**Directions for this task:** Repeat the items from the first line through the line containing "svg-text:4: 4 bbox=[311, 593, 320, 610]", both included, without any changes.

— Start Provided data —

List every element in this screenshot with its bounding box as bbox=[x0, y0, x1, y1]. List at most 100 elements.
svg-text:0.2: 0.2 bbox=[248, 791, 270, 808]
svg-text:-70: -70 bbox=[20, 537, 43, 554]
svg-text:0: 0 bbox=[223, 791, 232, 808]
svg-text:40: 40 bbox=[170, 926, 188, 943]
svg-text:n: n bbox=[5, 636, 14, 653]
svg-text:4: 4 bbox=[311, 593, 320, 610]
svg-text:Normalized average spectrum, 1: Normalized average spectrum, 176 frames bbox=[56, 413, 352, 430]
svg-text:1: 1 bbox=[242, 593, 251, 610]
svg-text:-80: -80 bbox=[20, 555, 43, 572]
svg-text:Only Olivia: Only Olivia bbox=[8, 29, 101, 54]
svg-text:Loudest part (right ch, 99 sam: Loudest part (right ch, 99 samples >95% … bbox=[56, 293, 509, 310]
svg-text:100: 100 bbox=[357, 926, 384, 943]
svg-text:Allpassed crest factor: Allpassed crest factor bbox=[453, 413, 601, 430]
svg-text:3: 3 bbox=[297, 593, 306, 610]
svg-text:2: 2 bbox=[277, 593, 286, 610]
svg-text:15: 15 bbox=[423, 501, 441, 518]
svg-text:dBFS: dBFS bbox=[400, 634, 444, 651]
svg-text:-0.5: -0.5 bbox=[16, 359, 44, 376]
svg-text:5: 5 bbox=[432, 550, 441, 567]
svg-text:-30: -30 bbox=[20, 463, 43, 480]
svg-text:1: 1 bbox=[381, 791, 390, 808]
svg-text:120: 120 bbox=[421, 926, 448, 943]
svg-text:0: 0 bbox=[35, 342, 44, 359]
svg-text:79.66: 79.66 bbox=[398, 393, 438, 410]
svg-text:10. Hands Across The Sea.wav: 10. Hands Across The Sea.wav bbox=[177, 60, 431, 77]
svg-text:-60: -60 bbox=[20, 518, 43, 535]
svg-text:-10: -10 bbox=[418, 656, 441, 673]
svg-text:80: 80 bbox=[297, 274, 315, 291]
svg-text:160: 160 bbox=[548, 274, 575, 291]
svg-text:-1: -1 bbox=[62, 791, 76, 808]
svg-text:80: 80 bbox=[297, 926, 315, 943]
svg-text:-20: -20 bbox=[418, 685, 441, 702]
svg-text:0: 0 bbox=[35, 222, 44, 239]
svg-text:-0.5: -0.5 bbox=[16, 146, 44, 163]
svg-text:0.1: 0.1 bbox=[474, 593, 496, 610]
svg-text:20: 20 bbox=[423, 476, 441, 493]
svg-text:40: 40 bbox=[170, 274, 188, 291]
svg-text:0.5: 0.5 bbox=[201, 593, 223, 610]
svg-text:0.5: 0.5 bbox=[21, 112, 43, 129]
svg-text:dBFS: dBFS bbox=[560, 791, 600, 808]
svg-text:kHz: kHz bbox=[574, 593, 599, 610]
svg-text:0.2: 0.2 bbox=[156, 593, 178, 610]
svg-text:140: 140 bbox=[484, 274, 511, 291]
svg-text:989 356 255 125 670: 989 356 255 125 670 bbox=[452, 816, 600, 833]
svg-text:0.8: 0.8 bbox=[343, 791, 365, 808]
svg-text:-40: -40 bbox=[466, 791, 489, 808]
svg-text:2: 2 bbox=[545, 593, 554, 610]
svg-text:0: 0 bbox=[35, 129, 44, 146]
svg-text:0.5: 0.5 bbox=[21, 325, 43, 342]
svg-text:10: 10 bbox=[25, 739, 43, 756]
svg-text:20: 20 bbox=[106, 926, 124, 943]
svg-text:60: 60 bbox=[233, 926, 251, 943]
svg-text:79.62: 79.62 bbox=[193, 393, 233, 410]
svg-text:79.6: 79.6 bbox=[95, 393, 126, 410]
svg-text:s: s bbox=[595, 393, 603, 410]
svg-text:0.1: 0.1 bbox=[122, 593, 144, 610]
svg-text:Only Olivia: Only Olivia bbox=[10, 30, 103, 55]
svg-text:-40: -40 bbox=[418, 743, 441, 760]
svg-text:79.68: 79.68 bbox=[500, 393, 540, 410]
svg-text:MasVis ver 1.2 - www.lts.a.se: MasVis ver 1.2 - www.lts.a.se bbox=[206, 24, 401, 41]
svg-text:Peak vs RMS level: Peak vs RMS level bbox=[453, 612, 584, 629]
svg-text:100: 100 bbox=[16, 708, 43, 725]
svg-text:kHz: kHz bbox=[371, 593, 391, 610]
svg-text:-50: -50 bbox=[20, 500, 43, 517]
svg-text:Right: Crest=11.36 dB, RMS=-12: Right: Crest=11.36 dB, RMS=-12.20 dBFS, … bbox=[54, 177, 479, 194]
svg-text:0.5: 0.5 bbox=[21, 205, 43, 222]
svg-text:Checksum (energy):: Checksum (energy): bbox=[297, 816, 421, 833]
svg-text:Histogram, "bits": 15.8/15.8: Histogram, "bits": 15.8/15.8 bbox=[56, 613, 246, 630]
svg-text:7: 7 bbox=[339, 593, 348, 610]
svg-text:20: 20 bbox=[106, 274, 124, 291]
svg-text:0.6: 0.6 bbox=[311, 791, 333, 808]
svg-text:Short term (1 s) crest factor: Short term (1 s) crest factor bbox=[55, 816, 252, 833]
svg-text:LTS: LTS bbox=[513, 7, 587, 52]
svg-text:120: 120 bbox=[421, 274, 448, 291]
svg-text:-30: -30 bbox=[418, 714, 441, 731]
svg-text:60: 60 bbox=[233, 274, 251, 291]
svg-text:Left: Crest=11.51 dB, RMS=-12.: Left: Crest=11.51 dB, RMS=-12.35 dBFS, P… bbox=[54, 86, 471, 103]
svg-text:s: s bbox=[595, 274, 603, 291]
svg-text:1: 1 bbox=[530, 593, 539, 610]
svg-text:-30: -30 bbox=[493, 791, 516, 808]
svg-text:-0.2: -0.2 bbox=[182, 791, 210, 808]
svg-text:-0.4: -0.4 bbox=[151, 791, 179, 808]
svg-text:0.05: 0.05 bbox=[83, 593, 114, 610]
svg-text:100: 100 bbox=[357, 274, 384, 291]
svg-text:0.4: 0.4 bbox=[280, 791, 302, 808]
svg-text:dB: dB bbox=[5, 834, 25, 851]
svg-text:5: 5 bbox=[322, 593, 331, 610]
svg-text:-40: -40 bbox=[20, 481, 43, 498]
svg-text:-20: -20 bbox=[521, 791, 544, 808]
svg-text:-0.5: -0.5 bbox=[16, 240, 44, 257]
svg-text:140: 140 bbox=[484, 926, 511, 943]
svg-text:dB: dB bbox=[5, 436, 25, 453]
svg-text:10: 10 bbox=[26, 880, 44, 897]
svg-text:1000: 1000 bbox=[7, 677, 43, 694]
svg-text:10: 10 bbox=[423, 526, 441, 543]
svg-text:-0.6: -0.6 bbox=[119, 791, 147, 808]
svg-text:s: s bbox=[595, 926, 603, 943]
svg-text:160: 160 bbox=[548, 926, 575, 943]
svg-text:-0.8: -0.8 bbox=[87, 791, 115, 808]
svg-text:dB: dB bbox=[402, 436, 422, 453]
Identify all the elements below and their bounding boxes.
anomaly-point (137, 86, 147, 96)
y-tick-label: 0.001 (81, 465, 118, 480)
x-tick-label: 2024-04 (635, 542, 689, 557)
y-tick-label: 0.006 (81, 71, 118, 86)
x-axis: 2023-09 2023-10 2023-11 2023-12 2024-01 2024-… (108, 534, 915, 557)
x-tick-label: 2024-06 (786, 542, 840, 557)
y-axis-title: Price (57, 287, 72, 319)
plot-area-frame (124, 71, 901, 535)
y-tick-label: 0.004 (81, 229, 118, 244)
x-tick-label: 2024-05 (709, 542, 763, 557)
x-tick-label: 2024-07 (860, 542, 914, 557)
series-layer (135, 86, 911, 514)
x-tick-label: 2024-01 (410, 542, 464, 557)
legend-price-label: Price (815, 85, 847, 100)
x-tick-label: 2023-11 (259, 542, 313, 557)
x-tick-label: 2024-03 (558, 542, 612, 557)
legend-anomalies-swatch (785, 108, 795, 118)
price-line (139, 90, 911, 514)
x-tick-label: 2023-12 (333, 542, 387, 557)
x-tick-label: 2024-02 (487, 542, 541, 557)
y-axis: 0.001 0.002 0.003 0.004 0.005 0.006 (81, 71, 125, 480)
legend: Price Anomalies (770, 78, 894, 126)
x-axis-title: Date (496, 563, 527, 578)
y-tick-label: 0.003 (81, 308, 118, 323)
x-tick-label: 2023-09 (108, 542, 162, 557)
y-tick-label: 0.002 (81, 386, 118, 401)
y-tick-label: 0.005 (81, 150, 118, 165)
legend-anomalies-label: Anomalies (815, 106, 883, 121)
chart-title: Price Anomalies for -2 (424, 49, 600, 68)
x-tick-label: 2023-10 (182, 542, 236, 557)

— End Provided data —

**Output for this task:**
List every element in this screenshot with its bounding box as bbox=[x0, y0, x1, y1]. List at most 100 elements.
svg-text:0.2: 0.2 bbox=[248, 791, 270, 808]
svg-text:-70: -70 bbox=[20, 537, 43, 554]
svg-text:0: 0 bbox=[223, 791, 232, 808]
svg-text:40: 40 bbox=[170, 926, 188, 943]
svg-text:n: n bbox=[5, 636, 14, 653]
svg-text:4: 4 bbox=[311, 593, 320, 610]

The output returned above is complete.